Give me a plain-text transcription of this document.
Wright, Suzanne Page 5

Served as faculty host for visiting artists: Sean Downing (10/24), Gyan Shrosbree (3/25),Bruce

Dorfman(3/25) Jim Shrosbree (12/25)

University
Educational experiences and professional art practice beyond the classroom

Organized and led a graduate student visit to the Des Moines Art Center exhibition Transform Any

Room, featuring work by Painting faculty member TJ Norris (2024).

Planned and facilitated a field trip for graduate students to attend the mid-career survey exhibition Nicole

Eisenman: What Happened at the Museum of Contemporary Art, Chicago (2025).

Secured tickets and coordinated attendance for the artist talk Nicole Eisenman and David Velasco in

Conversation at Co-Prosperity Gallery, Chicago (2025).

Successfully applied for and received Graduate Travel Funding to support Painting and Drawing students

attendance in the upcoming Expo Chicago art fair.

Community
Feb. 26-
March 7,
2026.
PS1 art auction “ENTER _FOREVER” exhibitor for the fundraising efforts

...

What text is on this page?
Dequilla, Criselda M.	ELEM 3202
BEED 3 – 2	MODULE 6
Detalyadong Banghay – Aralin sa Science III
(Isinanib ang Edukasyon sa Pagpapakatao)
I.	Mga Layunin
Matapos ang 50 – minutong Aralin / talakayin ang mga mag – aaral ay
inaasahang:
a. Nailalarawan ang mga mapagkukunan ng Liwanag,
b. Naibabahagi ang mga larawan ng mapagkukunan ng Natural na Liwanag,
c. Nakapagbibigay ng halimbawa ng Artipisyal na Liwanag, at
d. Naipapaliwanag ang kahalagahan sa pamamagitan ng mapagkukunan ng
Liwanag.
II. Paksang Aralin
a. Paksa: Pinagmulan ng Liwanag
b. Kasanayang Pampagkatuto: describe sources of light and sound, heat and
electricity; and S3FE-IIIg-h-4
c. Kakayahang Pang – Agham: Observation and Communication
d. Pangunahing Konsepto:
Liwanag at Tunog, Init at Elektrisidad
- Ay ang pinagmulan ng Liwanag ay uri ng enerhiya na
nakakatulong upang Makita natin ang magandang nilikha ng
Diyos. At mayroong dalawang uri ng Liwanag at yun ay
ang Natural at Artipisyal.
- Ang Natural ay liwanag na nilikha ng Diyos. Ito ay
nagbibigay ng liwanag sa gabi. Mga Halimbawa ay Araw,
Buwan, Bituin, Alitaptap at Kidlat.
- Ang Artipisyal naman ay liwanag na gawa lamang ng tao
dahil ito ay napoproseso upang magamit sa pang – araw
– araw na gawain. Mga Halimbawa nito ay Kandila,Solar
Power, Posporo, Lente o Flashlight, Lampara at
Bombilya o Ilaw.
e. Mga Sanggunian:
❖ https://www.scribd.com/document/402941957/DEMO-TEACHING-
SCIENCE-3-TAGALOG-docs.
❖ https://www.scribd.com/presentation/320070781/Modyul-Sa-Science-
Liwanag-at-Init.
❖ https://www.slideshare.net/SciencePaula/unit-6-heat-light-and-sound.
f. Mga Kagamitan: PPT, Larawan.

*Problem requirements*.
How many lines of the data hold the string "nilikha"? Reply with the number alone.

*The response*.
2